(Dataset records)
╭──

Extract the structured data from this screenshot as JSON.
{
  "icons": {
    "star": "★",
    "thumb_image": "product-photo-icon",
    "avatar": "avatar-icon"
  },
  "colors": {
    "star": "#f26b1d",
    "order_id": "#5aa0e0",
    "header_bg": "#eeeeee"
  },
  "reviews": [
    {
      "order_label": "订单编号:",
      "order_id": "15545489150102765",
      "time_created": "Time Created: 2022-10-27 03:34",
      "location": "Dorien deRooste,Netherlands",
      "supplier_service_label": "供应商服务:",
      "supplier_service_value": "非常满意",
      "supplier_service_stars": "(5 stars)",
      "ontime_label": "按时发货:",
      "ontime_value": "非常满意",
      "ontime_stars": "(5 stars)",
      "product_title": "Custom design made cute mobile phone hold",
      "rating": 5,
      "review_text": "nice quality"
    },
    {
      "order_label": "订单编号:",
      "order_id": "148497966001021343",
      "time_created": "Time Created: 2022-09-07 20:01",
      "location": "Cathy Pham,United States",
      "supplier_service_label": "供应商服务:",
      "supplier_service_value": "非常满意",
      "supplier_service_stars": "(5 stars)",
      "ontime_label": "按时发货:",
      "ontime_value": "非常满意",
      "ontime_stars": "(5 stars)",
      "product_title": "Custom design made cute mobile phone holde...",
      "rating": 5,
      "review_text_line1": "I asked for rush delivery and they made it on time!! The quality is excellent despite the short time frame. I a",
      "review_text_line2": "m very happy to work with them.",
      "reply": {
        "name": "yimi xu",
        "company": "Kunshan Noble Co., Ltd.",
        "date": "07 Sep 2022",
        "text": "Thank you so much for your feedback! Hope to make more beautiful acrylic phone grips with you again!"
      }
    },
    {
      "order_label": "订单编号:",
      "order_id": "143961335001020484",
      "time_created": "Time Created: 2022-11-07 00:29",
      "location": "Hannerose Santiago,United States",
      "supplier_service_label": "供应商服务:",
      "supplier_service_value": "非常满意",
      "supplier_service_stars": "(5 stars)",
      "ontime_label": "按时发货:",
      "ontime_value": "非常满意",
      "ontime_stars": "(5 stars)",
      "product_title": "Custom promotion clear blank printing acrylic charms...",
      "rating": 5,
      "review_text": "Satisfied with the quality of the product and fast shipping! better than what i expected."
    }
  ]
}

╰──

▶ [WHAT YOU WILL DO]: From the listing above, pick out each line where the word "location" appears.

▶ [PROBLEM SOLUTION]:
      "location": "Dorien deRooste,Netherlands",
      "location": "Cathy Pham,United States",
      "location": "Hannerose Santiago,United States",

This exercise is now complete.